-- begin Provided material --
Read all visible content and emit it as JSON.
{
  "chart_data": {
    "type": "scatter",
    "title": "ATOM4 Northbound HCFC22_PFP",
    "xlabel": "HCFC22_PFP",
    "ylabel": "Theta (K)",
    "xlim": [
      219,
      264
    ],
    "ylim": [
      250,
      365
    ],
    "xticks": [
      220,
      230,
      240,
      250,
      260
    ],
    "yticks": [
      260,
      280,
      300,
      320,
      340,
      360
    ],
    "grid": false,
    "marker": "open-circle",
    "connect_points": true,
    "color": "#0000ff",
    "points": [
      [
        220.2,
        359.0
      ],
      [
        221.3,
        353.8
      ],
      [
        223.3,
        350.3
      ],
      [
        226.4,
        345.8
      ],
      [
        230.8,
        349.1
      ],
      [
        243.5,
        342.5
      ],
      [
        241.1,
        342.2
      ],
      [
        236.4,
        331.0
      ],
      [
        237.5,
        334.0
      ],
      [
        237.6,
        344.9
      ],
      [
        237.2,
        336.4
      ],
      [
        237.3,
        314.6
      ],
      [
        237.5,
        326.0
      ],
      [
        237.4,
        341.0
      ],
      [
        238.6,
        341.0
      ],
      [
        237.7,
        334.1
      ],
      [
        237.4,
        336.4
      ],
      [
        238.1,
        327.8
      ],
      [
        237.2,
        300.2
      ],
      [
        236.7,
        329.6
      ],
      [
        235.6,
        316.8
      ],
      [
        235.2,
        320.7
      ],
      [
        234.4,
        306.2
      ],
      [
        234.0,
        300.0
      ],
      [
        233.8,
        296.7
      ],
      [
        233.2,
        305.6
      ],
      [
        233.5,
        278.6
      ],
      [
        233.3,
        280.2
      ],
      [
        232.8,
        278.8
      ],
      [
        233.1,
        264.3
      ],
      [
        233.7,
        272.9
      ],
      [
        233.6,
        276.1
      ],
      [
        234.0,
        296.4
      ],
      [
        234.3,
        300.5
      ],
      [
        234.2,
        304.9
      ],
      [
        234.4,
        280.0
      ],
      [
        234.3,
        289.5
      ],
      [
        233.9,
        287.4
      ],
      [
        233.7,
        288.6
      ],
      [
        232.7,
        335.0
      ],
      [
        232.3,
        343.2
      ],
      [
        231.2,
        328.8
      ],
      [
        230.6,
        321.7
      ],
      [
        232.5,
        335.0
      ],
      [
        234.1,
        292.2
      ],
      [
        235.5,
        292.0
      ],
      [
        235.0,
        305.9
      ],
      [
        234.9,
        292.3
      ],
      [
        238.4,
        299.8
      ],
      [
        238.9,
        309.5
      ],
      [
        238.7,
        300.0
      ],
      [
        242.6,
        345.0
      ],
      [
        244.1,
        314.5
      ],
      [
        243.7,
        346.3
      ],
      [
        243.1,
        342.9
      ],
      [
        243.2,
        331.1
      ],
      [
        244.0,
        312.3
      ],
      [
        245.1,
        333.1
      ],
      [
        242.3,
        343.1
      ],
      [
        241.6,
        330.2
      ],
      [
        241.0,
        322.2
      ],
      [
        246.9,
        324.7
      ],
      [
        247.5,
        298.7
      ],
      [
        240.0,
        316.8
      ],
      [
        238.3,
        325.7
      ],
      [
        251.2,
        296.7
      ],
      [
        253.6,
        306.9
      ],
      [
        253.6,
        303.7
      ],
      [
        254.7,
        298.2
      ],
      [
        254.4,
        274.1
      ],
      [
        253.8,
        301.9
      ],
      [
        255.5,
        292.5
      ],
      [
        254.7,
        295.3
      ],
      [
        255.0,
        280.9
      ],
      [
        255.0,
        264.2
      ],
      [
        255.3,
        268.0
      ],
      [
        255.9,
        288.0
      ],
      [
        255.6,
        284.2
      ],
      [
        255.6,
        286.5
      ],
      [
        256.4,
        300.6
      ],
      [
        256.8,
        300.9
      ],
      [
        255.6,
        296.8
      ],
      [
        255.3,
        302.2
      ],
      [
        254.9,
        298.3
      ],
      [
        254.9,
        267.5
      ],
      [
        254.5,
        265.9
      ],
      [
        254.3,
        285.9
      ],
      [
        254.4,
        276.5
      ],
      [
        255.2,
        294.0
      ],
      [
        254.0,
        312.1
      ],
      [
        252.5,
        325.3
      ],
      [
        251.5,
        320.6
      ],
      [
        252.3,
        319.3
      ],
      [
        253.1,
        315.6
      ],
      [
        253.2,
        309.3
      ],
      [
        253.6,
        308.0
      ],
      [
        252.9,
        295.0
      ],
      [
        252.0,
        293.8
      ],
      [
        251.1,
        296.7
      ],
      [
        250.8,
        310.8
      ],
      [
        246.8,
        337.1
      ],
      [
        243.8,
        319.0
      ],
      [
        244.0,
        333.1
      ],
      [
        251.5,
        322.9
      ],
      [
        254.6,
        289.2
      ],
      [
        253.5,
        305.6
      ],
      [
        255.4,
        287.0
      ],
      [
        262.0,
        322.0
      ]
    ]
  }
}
-- end Provided material --
Prompt => Please reproduce all of the entries exactly as they stand.

Task solution =>
Read all visible content and emit it as JSON.
{
  "chart_data": {
    "type": "scatter",
    "title": "ATOM4 Northbound HCFC22_PFP",
    "xlabel": "HCFC22_PFP",
    "ylabel": "Theta (K)",
    "xlim": [
      219,
      264
    ],
    "ylim": [
      250,
      365
    ],
    "xticks": [
      220,
      230,
      240,
      250,
      260
    ],
    "yticks": [
      260,
      280,
      300,
      320,
      340,
      360
    ],
    "grid": false,
    "marker": "open-circle",
    "connect_points": true,
    "color": "#0000ff",
    "points": [
      [
        220.2,
        359.0
      ],
      [
        221.3,
        353.8
      ],
      [
        223.3,
        350.3
      ],
      [
        226.4,
        345.8
      ],
      [
        230.8,
        349.1
      ],
      [
        243.5,
        342.5
      ],
      [
        241.1,
        342.2
      ],
      [
        236.4,
        331.0
      ],
      [
        237.5,
        334.0
      ],
      [
        237.6,
        344.9
      ],
      [
        237.2,
        336.4
      ],
      [
        237.3,
        314.6
      ],
      [
        237.5,
        326.0
      ],
      [
        237.4,
        341.0
      ],
      [
        238.6,
        341.0
      ],
      [
        237.7,
        334.1
      ],
      [
        237.4,
        336.4
      ],
      [
        238.1,
        327.8
      ],
      [
        237.2,
        300.2
      ],
      [
        236.7,
        329.6
      ],
      [
        235.6,
        316.8
      ],
      [
        235.2,
        320.7
      ],
      [
        234.4,
        306.2
      ],
      [
        234.0,
        300.0
      ],
      [
        233.8,
        296.7
      ],
      [
        233.2,
        305.6
      ],
      [
        233.5,
        278.6
      ],
      [
        233.3,
        280.2
      ],
      [
        232.8,
        278.8
      ],
      [
        233.1,
        264.3
      ],
      [
        233.7,
        272.9
      ],
      [
        233.6,
        276.1
      ],
      [
        234.0,
        296.4
      ],
      [
        234.3,
        300.5
      ],
      [
        234.2,
        304.9
      ],
      [
        234.4,
        280.0
      ],
      [
        234.3,
        289.5
      ],
      [
        233.9,
        287.4
      ],
      [
        233.7,
        288.6
      ],
      [
        232.7,
        335.0
      ],
      [
        232.3,
        343.2
      ],
      [
        231.2,
        328.8
      ],
      [
        230.6,
        321.7
      ],
      [
        232.5,
        335.0
      ],
      [
        234.1,
        292.2
      ],
      [
        235.5,
        292.0
      ],
      [
        235.0,
        305.9
      ],
      [
        234.9,
        292.3
      ],
      [
        238.4,
        299.8
      ],
      [
        238.9,
        309.5
      ],
      [
        238.7,
        300.0
      ],
      [
        242.6,
        345.0
      ],
      [
        244.1,
        314.5
      ],
      [
        243.7,
        346.3
      ],
      [
        243.1,
        342.9
      ],
      [
        243.2,
        331.1
      ],
      [
        244.0,
        312.3
      ],
      [
        245.1,
        333.1
      ],
      [
        242.3,
        343.1
      ],
      [
        241.6,
        330.2
      ],
      [
        241.0,
        322.2
      ],
      [
        246.9,
        324.7
      ],
      [
        247.5,
        298.7
      ],
      [
        240.0,
        316.8
      ],
      [
        238.3,
        325.7
      ],
      [
        251.2,
        296.7
      ],
      [
        253.6,
        306.9
      ],
      [
        253.6,
        303.7
      ],
      [
        254.7,
        298.2
      ],
      [
        254.4,
        274.1
      ],
      [
        253.8,
        301.9
      ],
      [
        255.5,
        292.5
      ],
      [
        254.7,
        295.3
      ],
      [
        255.0,
        280.9
      ],
      [
        255.0,
        264.2
      ],
      [
        255.3,
        268.0
      ],
      [
        255.9,
        288.0
      ],
      [
        255.6,
        284.2
      ],
      [
        255.6,
        286.5
      ],
      [
        256.4,
        300.6
      ],
      [
        256.8,
        300.9
      ],
      [
        255.6,
        296.8
      ],
      [
        255.3,
        302.2
      ],
      [
        254.9,
        298.3
      ],
      [
        254.9,
        267.5
      ],
      [
        254.5,
        265.9
      ],
      [
        254.3,
        285.9
      ],
      [
        254.4,
        276.5
      ],
      [
        255.2,
        294.0
      ],
      [
        254.0,
        312.1
      ],
      [
        252.5,
        325.3
      ],
      [
        251.5,
        320.6
      ],
      [
        252.3,
        319.3
      ],
      [
        253.1,
        315.6
      ],
      [
        253.2,
        309.3
      ],
      [
        253.6,
        308.0
      ],
      [
        252.9,
        295.0
      ],
      [
        252.0,
        293.8
      ],
      [
        251.1,
        296.7
      ],
      [
        250.8,
        310.8
      ],
      [
        246.8,
        337.1
      ],
      [
        243.8,
        319.0
      ],
      [
        244.0,
        333.1
      ],
      [
        251.5,
        322.9
      ],
      [
        254.6,
        289.2
      ],
      [
        253.5,
        305.6
      ],
      [
        255.4,
        287.0
      ],
      [
        262.0,
        322.0
      ]
    ]
  }
}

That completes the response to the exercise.